━━━ DATASET EXCERPTS ━━━
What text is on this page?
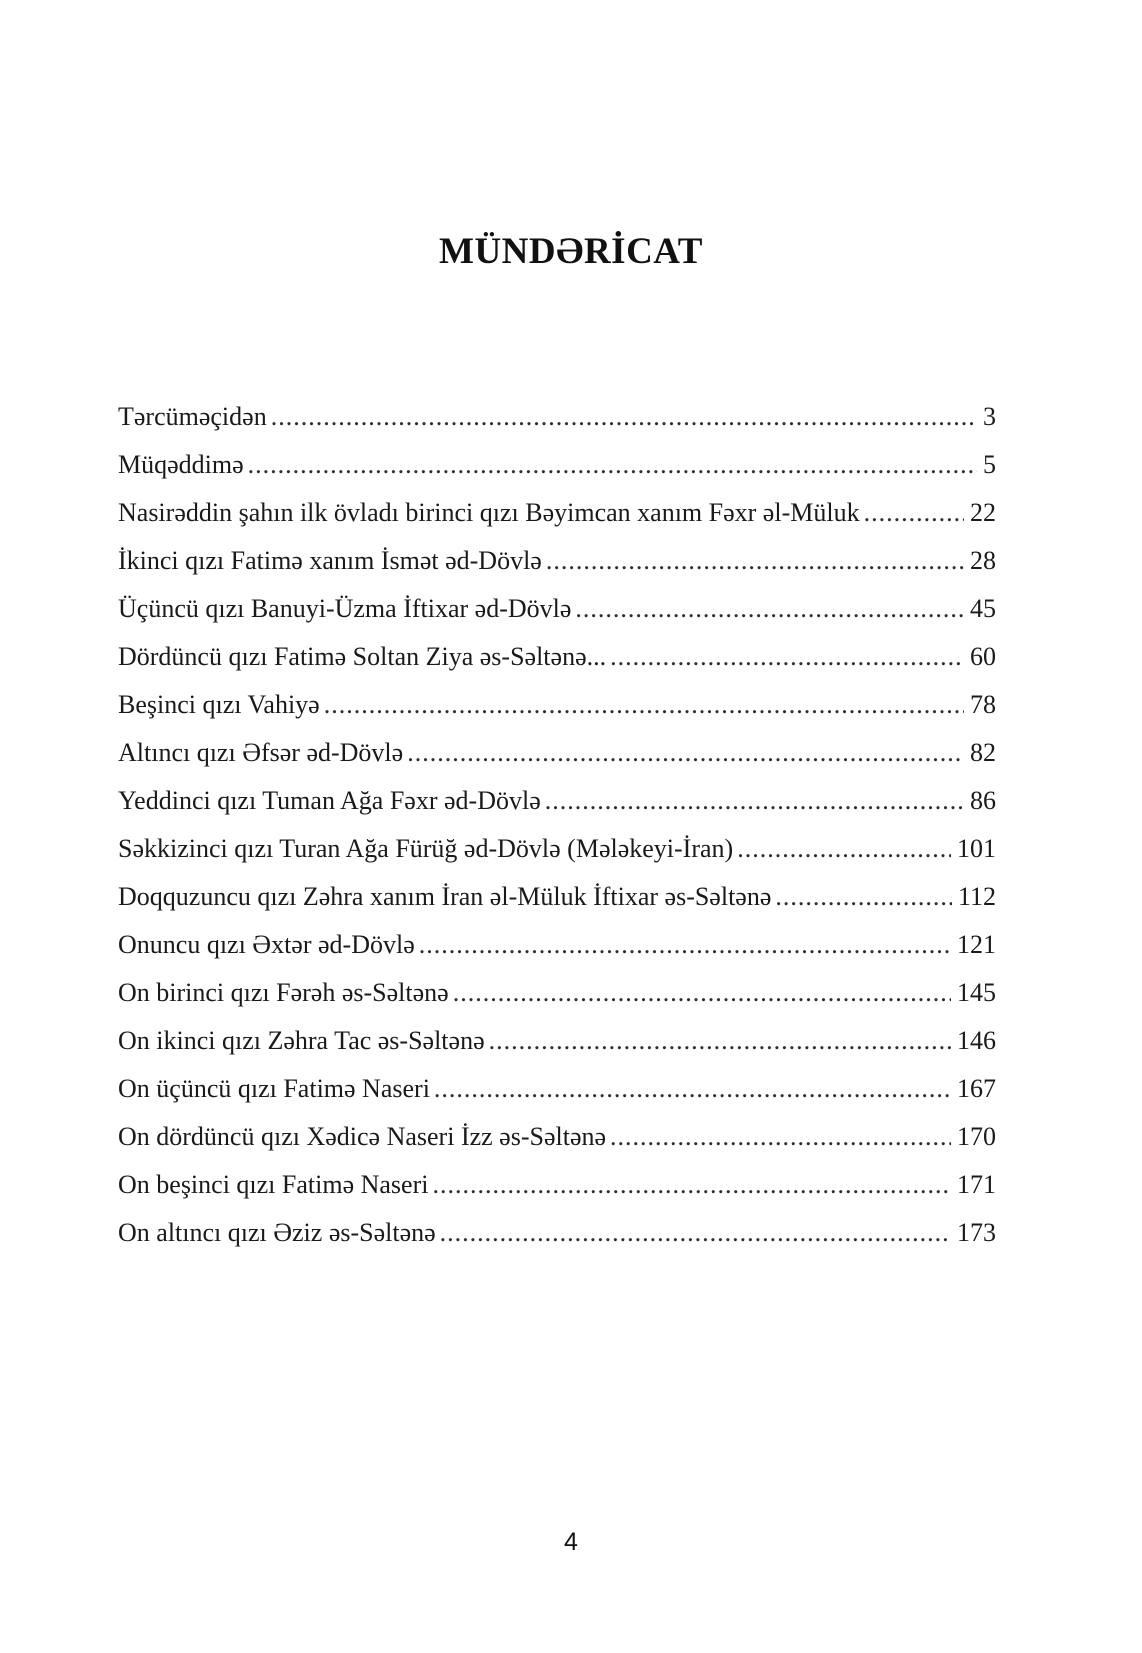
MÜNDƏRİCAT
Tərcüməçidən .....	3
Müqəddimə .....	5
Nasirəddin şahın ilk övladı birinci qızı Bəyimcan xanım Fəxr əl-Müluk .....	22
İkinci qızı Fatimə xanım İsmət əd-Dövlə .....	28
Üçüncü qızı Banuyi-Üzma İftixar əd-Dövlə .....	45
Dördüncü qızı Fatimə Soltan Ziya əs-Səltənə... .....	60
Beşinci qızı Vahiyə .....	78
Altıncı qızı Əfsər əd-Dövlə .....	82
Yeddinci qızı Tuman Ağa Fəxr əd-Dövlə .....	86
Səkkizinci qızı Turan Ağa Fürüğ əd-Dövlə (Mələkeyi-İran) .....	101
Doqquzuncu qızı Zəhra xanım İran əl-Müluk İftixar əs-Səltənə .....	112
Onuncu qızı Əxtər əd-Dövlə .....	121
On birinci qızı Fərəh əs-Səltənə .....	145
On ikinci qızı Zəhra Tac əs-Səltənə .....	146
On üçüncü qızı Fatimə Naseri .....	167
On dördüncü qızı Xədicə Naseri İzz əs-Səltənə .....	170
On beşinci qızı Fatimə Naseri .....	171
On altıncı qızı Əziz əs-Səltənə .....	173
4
━━━
━━━ DATASET EXCERPTS ━━━
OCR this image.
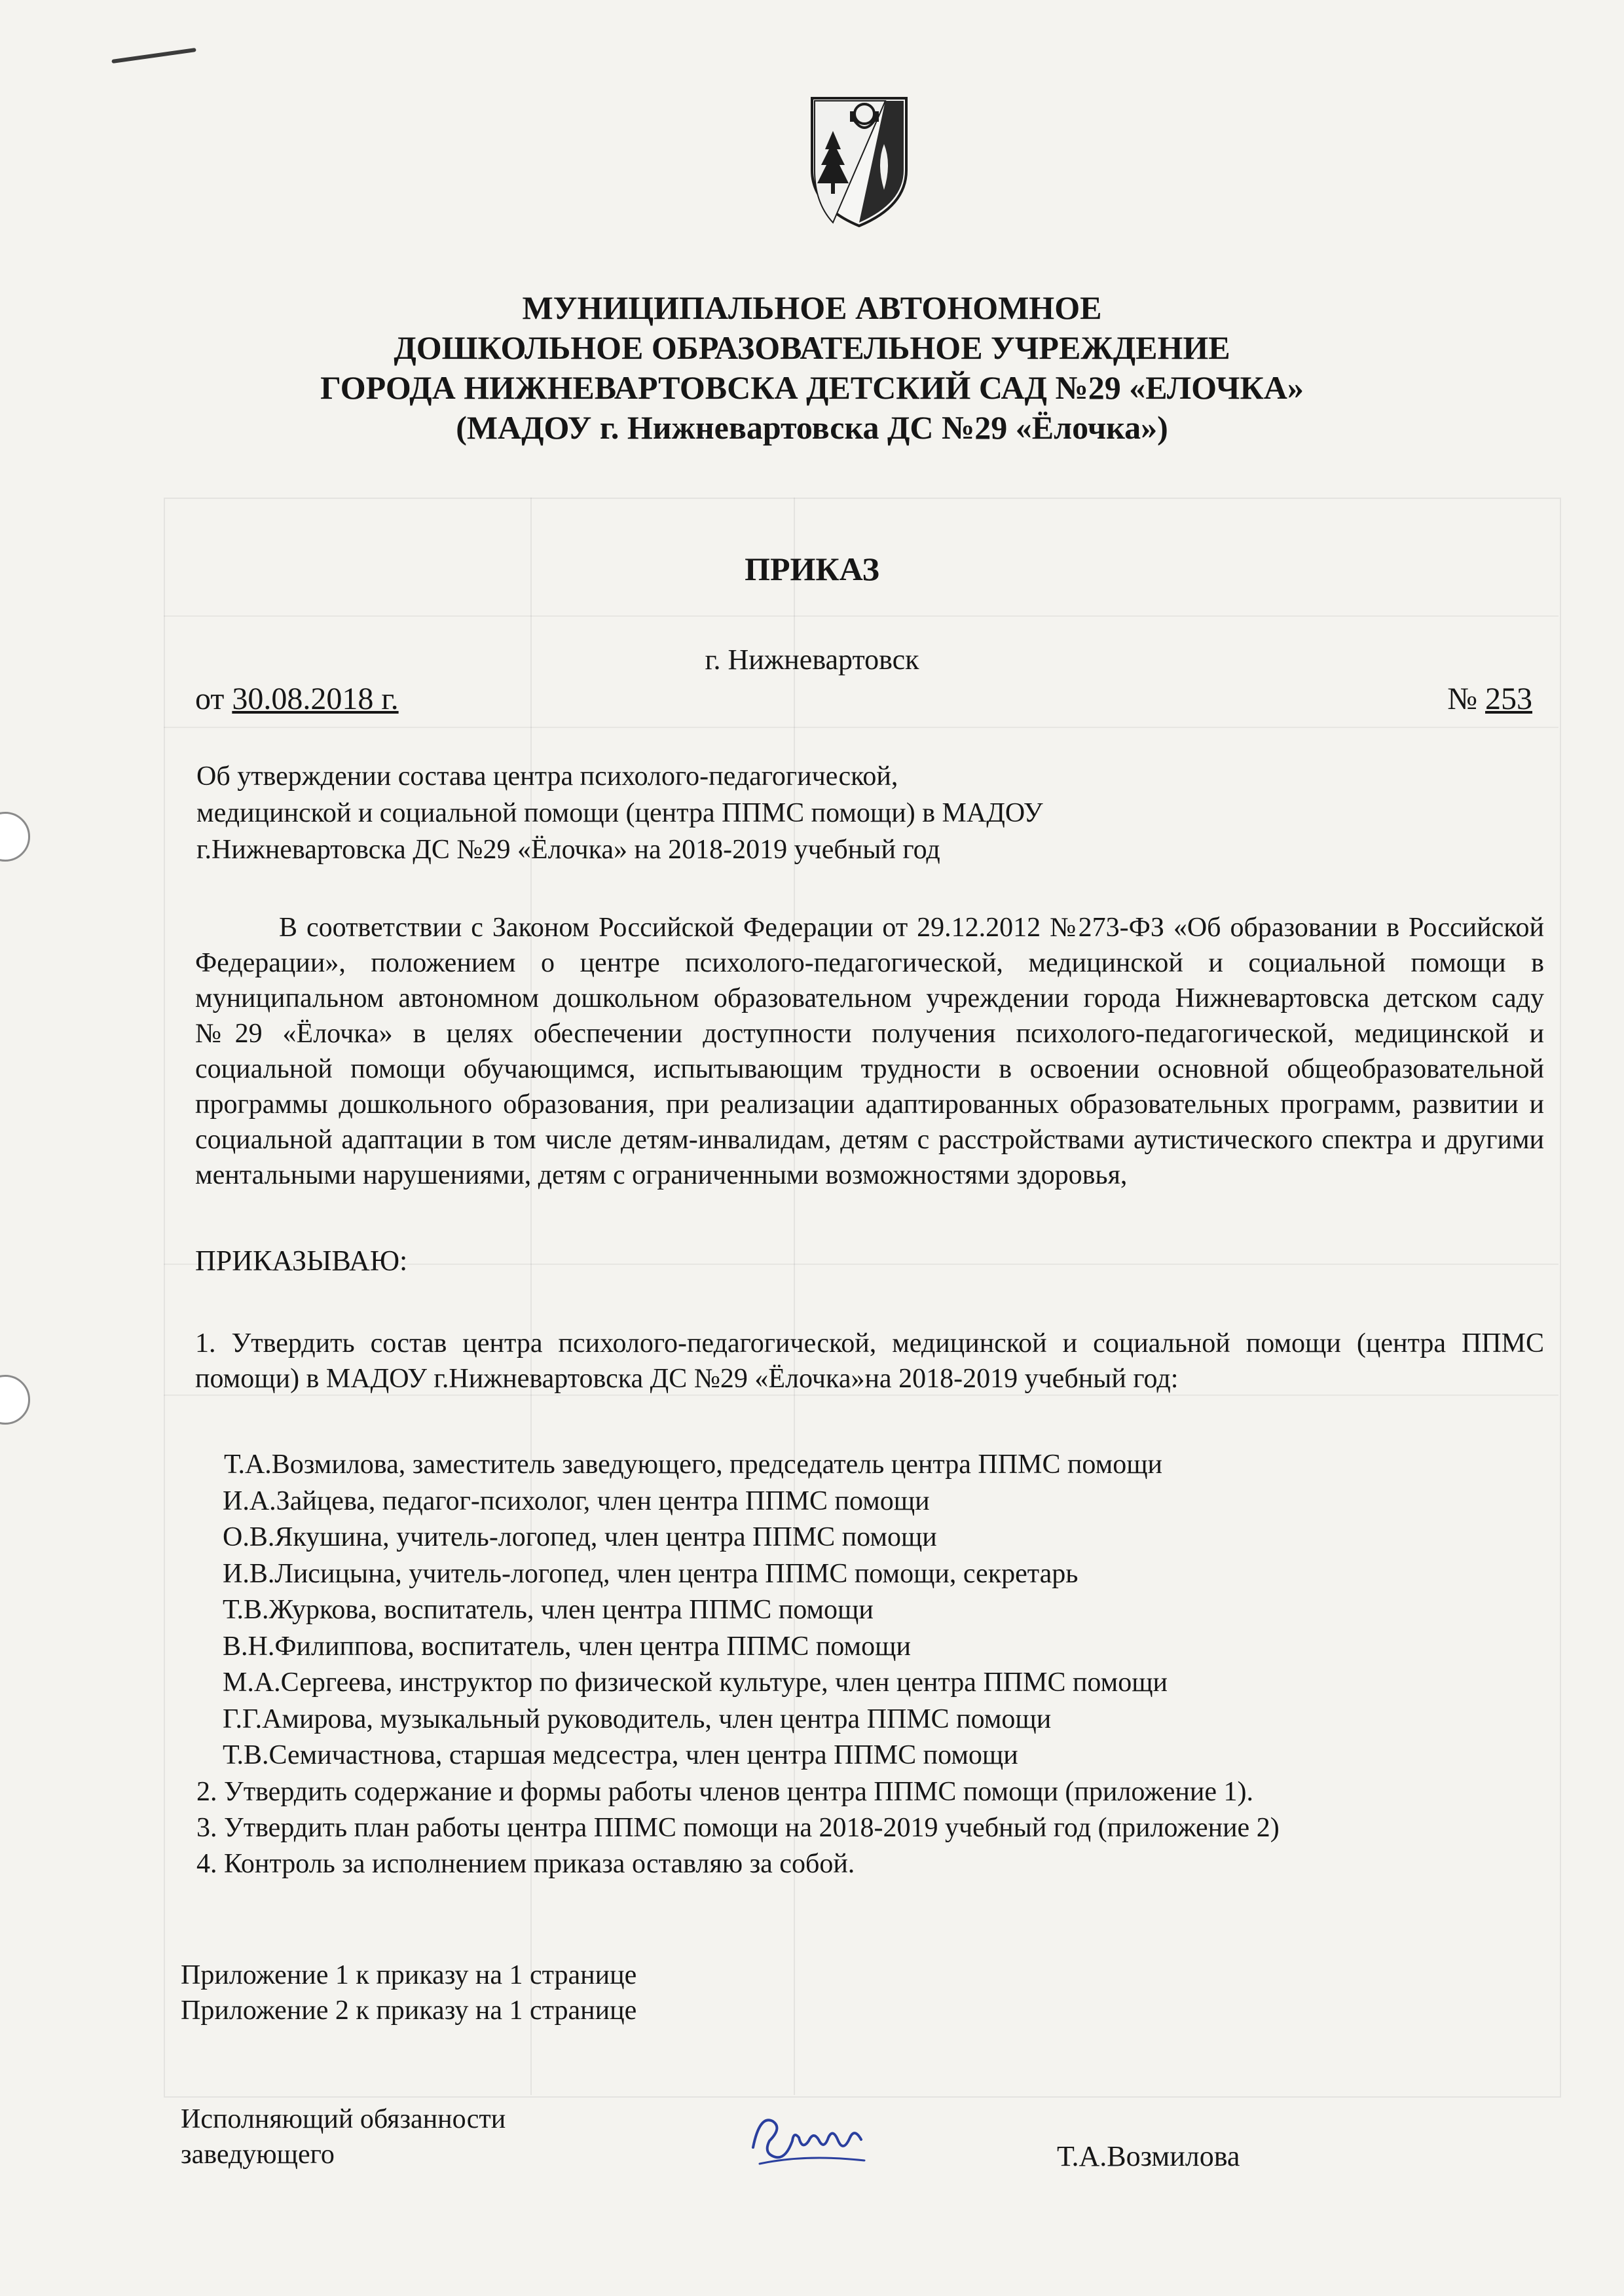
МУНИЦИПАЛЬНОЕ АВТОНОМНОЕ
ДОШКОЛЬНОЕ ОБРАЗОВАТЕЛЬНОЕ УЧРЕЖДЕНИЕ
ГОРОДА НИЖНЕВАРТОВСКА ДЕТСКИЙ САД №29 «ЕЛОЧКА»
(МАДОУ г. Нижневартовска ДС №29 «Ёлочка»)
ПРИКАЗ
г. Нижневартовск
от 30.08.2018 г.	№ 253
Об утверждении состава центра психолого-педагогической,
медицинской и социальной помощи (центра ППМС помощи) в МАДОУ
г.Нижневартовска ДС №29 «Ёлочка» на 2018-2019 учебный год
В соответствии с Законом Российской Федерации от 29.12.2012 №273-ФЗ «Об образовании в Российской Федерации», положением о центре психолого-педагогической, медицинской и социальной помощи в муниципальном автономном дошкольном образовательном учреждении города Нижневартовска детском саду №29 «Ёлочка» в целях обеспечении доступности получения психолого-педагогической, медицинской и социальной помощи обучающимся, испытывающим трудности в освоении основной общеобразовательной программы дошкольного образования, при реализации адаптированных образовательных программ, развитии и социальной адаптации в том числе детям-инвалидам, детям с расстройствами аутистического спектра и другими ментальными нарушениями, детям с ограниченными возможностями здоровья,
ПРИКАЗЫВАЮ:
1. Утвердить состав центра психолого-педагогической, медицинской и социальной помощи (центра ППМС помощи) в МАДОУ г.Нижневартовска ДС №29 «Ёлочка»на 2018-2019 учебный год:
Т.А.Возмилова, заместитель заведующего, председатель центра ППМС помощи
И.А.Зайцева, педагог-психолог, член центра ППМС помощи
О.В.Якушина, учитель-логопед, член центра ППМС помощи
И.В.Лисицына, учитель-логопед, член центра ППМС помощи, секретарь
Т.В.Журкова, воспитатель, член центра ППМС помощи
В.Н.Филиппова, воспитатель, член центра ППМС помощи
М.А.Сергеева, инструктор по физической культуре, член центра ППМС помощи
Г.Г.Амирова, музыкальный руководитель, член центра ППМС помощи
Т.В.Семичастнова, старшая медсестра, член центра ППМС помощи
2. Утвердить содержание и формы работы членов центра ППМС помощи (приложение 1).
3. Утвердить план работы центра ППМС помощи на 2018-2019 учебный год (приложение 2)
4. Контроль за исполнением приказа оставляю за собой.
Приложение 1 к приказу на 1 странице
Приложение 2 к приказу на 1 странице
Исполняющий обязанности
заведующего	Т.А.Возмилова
━━━
• [REQUEST]: Show, from the material above, each line that includes the string "Возмилова".

• [THE OUTPUT]:
Т.А.Возмилова, заместитель заведующего, председатель центра ППМС помощи
заведующего	Т.А.Возмилова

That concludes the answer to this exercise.